EXERCISE → From the entries that follow, extract each line holding the string "times".

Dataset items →
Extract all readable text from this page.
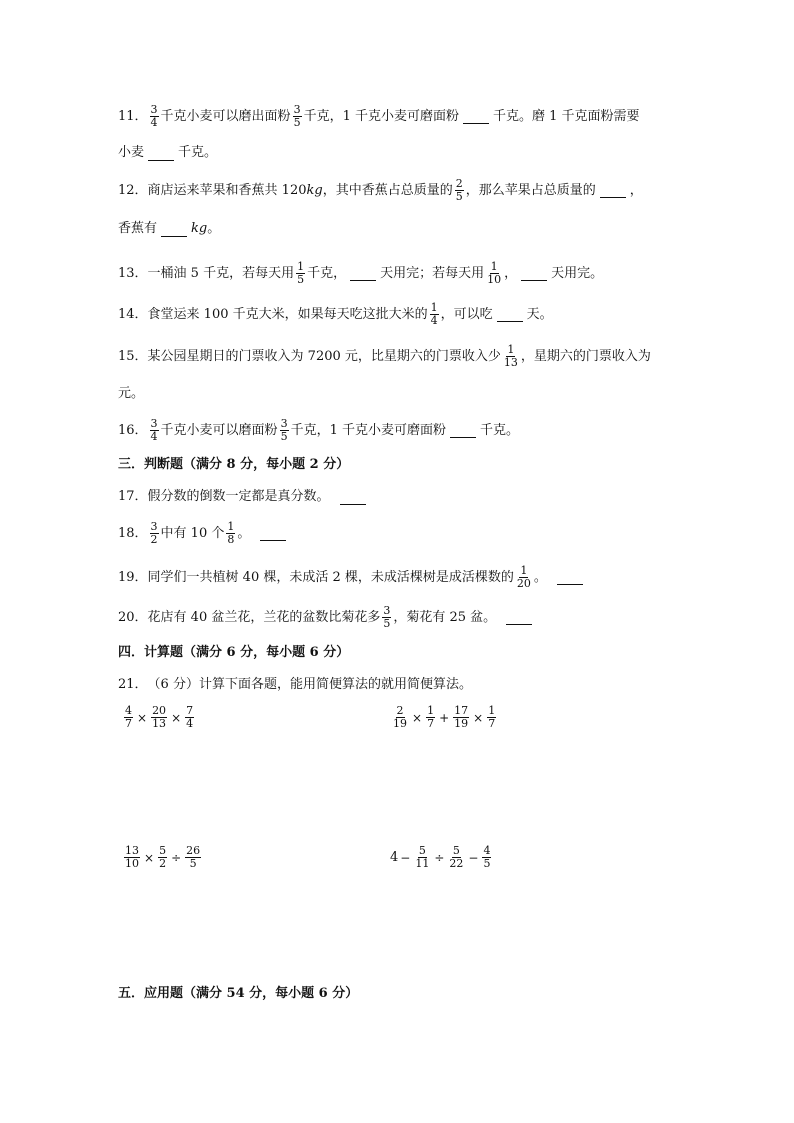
11． $\frac{3}{4}$ 千克小麦可以磨出面粉 $\frac{3}{5}$ 千克，1 千克小麦可磨面粉	千克。磨 1 千克面粉需要
小麦	千克。
12． 商店运来苹果和香蕉共 120 kg ，其中香蕉占总质量的 $\frac{2}{5}$ ，那么苹果占总质量的	，
香蕉有	kg 。
13． 一桶油 5 千克，若每天用 $\frac{1}{5}$ 千克，	天用完；若每天用 $\frac{1}{10}$ ，	天用完。
14． 食堂运来 100 千克大米，如果每天吃这批大米的 $\frac{1}{4}$ ，可以吃	天。
15． 某公园星期日的门票收入为 7200 元，比星期六的门票收入少 $\frac{1}{13}$ ，星期六的门票收入为
元。
16． $\frac{3}{4}$ 千克小麦可以磨面粉 $\frac{3}{5}$ 千克，1 千克小麦可磨面粉	千克。
三．判断题（满分 8 分，每小题 2 分）
17． 假分数的倒数一定都是真分数。
18． $\frac{3}{2}$ 中有 10 个 $\frac{1}{8}$ 。
19． 同学们一共植树 40 棵，未成活 2 棵，未成活棵树是成活棵数的 $\frac{1}{20}$ 。
20． 花店有 40 盆兰花，兰花的盆数比菊花多 $\frac{3}{5}$ ，菊花有 25 盆。
四．计算题（满分 6 分，每小题 6 分）
21． （6 分）计算下面各题，能用简便算法的就用简便算法。
$\frac{4}{7} \times \frac{20}{13} \times \frac{7}{4}$	$\frac{2}{19} \times \frac{1}{7} + \frac{17}{19} \times \frac{1}{7}$
$\frac{13}{10} \times \frac{5}{2} \div \frac{26}{5}$	$4 - \frac{5}{11} \div \frac{5}{22} - \frac{4}{5}$
五．应用题（满分 54 分，每小题 6 分）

SOLUTION FOR THIS EXERCISE →
$\frac{4}{7} \times \frac{20}{13} \times \frac{7}{4}$	$\frac{2}{19} \times \frac{1}{7} + \frac{17}{19} \times \frac{1}{7}$
$\frac{13}{10} \times \frac{5}{2} \div \frac{26}{5}$	$4 - \frac{5}{11} \div \frac{5}{22} - \frac{4}{5}$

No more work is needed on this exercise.